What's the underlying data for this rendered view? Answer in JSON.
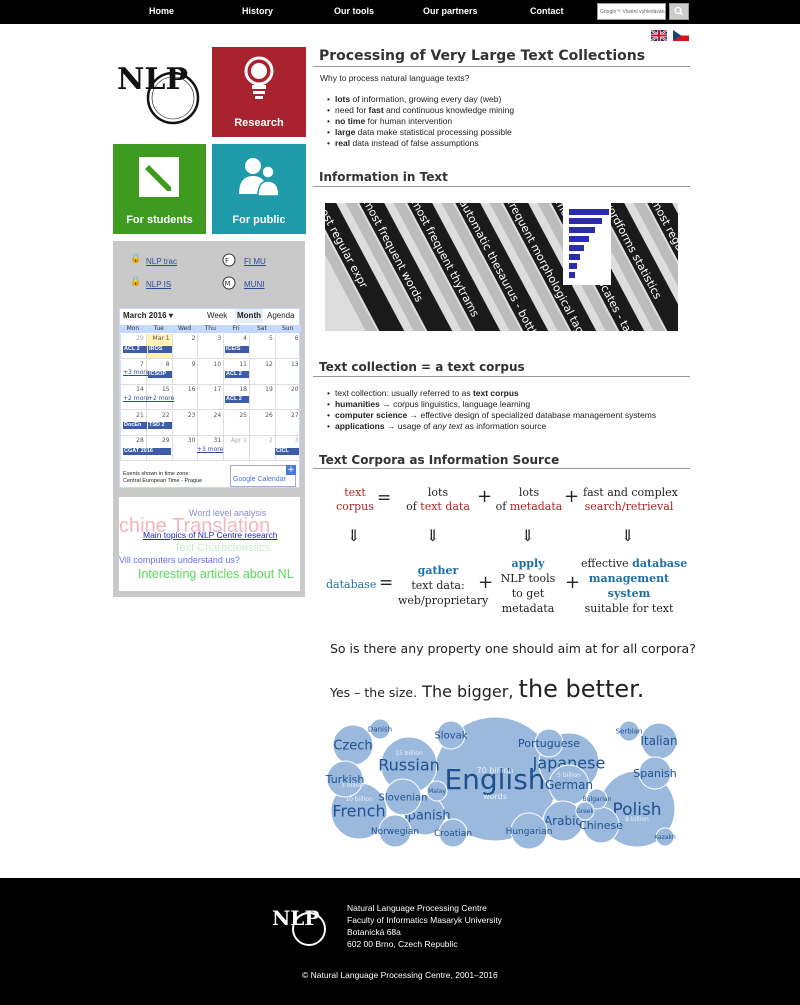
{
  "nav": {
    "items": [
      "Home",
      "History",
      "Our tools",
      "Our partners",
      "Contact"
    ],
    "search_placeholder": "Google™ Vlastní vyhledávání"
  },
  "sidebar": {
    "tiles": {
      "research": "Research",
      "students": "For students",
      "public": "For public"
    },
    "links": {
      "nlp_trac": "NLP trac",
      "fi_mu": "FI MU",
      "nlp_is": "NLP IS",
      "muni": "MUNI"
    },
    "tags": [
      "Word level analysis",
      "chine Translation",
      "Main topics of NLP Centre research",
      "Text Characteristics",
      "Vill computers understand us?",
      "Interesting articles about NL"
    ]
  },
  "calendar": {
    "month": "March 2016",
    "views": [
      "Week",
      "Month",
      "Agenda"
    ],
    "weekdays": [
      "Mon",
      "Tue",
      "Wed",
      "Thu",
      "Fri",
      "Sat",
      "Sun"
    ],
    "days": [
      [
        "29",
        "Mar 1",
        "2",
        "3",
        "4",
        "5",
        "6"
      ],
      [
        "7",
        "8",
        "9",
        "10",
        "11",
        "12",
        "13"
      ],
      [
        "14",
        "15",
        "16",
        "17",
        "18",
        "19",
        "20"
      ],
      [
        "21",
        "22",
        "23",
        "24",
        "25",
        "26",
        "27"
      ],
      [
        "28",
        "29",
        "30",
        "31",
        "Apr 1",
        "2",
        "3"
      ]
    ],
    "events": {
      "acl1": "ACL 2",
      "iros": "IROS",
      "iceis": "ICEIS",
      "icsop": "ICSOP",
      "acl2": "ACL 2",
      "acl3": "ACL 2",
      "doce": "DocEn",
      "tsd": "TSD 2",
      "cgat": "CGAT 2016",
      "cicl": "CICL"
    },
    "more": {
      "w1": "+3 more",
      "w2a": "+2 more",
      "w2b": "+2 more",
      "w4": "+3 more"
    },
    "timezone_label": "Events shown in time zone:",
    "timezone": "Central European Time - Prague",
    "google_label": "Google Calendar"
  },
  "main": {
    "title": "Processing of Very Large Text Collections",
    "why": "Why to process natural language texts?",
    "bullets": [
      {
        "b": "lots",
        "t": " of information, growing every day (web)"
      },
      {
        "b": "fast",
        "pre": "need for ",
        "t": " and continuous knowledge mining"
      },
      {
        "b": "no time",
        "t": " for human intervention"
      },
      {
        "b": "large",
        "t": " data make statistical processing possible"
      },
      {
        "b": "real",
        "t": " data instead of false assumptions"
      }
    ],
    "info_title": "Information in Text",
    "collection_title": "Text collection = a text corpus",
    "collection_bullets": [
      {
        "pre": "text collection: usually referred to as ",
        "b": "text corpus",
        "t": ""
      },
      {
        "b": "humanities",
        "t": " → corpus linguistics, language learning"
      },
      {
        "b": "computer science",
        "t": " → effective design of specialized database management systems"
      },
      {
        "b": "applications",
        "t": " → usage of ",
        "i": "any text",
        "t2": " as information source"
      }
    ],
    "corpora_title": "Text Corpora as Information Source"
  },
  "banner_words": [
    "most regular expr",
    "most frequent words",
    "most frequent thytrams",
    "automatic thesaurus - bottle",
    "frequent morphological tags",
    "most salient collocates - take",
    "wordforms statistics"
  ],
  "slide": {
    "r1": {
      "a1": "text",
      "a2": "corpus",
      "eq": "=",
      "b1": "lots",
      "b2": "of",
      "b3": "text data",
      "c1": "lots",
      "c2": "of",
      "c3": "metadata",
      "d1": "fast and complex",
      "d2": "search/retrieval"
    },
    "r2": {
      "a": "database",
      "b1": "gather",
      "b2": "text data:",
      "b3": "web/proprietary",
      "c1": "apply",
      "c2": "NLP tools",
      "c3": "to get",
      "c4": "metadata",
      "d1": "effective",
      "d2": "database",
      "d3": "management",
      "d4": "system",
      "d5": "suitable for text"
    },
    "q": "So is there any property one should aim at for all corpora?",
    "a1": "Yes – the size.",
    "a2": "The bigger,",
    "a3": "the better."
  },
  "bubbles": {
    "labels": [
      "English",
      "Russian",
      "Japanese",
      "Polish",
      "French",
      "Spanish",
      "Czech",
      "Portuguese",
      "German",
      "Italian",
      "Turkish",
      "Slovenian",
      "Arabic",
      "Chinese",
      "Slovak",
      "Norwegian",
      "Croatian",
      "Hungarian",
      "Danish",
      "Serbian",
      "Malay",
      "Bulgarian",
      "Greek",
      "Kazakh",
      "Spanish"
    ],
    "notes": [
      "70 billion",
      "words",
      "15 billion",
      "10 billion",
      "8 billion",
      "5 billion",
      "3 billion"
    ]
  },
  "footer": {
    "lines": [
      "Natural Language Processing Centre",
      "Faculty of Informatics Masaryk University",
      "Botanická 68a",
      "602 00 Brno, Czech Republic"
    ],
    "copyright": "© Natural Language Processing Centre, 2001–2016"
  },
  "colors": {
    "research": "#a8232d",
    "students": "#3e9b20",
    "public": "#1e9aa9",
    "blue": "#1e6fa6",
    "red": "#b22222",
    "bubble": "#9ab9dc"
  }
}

__________________________________________________

▸ Set exercise:
From the listing above, collect each line in which the string "database" appears.

▸ Task response:
        "t": " → effective design of specialized database management systems"
      "a": "database",
      "d2": "database",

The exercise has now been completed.